Given instruction — Work through the following lines and count those that hold the word "this". Reply with that number only.

Records for processing —
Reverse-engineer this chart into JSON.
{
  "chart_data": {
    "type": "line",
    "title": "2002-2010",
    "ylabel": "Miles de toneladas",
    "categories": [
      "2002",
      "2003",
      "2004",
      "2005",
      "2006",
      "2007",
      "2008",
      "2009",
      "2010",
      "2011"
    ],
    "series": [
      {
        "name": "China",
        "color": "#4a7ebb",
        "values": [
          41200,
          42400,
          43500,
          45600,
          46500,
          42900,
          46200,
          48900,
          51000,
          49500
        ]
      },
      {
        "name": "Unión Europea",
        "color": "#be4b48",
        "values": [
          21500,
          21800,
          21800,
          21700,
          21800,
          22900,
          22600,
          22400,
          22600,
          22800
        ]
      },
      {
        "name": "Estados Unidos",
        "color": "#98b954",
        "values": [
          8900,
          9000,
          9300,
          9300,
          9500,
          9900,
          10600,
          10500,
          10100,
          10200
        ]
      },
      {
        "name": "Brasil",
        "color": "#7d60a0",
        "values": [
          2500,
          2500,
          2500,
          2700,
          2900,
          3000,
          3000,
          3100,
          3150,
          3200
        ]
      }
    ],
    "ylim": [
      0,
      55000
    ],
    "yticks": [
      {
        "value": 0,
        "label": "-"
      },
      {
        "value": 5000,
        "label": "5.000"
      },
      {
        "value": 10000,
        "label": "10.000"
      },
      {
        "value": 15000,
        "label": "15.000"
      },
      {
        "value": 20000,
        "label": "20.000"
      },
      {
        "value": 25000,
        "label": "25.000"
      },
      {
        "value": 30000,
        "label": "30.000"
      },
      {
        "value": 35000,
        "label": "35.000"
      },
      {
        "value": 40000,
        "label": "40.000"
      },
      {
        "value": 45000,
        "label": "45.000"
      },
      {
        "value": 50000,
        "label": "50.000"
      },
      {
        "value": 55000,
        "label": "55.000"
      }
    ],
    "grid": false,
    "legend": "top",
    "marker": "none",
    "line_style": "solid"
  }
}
--
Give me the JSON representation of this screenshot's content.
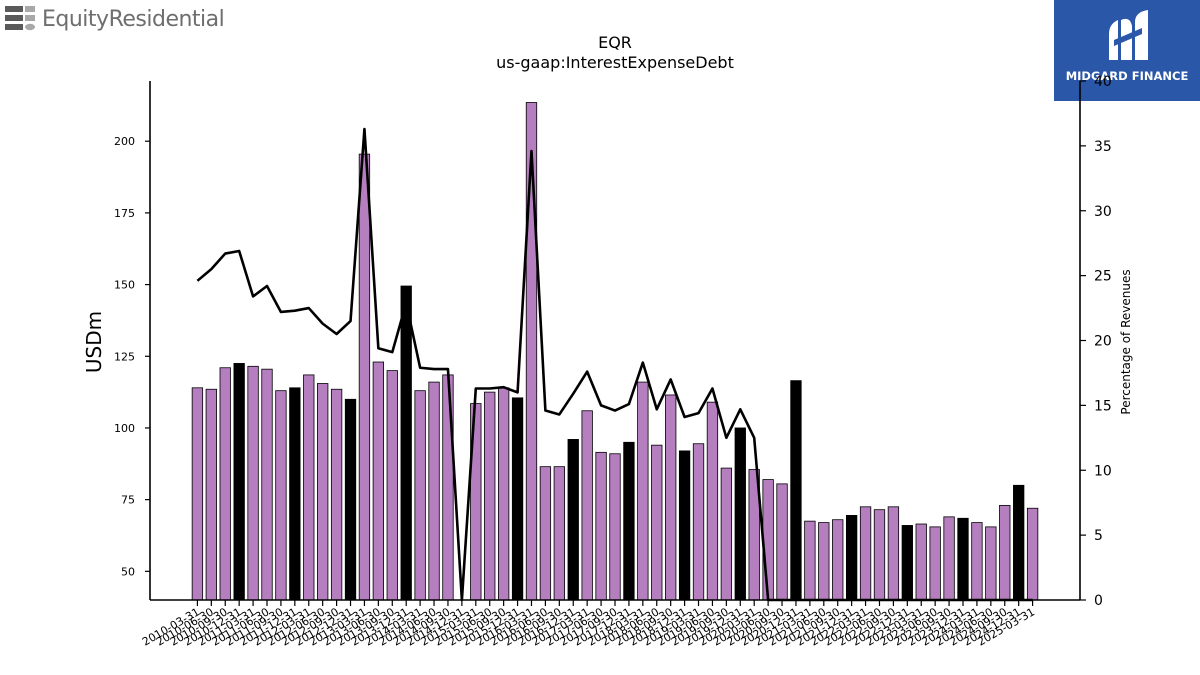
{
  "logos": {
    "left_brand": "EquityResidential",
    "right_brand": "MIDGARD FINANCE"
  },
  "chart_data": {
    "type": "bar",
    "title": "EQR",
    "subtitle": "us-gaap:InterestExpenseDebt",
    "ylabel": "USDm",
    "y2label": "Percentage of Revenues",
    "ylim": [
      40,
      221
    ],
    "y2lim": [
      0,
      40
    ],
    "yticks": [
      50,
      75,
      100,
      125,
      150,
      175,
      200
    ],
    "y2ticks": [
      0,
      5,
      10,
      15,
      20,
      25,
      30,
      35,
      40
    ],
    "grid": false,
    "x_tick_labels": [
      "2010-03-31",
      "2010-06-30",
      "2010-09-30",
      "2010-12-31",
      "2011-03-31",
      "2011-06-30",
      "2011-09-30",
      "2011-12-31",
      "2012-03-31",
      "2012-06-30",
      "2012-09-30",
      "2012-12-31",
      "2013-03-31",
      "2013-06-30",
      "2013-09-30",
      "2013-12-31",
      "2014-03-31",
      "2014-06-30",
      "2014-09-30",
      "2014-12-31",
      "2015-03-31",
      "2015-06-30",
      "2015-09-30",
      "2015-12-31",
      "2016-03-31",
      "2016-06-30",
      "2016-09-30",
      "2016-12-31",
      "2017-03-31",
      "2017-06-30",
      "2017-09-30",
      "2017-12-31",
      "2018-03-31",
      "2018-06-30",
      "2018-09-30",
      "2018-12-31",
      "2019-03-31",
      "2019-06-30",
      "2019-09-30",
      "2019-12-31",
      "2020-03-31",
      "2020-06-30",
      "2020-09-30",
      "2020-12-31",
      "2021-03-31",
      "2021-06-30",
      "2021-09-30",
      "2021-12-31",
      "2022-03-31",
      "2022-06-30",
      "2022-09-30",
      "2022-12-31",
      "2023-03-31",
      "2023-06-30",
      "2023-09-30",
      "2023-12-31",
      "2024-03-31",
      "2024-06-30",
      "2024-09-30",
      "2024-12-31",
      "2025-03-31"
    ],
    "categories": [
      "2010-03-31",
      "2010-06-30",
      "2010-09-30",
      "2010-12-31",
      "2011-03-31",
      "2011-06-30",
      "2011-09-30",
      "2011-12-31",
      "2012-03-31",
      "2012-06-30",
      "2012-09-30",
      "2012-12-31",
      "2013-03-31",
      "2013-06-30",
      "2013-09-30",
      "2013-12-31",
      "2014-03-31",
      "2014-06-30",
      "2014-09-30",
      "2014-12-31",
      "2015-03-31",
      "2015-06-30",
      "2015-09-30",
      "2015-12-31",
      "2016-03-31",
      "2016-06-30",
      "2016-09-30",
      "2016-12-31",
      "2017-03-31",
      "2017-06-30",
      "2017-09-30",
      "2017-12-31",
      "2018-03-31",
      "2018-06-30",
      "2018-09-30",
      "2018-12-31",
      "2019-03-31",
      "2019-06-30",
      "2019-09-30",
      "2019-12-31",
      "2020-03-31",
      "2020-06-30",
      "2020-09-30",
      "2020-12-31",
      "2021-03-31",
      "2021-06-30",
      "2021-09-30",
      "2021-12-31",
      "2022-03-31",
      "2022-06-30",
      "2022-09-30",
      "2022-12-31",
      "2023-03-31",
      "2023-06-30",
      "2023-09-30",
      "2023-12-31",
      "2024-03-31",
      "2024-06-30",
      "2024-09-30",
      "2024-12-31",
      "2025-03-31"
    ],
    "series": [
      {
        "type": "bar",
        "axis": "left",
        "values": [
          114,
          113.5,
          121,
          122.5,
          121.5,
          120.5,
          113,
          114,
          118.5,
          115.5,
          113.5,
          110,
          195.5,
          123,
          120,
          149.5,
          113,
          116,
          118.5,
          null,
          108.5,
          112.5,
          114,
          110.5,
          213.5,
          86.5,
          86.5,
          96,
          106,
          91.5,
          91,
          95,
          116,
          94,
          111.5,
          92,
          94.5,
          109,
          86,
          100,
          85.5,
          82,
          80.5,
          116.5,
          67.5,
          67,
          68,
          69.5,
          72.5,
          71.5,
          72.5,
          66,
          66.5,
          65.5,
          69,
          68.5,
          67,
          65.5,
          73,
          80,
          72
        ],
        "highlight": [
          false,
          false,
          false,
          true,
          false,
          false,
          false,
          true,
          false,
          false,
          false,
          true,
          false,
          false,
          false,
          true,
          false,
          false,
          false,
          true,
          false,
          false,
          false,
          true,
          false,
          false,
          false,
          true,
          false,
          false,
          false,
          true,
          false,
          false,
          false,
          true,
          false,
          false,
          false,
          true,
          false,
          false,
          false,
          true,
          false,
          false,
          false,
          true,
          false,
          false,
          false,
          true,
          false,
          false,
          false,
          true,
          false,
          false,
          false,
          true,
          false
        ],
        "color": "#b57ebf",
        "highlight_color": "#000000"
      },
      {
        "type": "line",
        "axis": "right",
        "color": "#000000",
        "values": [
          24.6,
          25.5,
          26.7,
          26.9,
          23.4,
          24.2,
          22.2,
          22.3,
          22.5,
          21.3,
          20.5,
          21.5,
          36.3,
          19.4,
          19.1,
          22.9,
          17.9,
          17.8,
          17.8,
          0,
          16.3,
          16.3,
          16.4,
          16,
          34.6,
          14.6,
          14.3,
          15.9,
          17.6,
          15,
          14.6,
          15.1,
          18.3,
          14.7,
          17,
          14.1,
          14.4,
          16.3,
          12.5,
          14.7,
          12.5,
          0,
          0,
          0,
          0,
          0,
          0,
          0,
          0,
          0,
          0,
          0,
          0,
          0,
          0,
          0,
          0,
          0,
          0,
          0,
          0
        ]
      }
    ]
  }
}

Reply — 2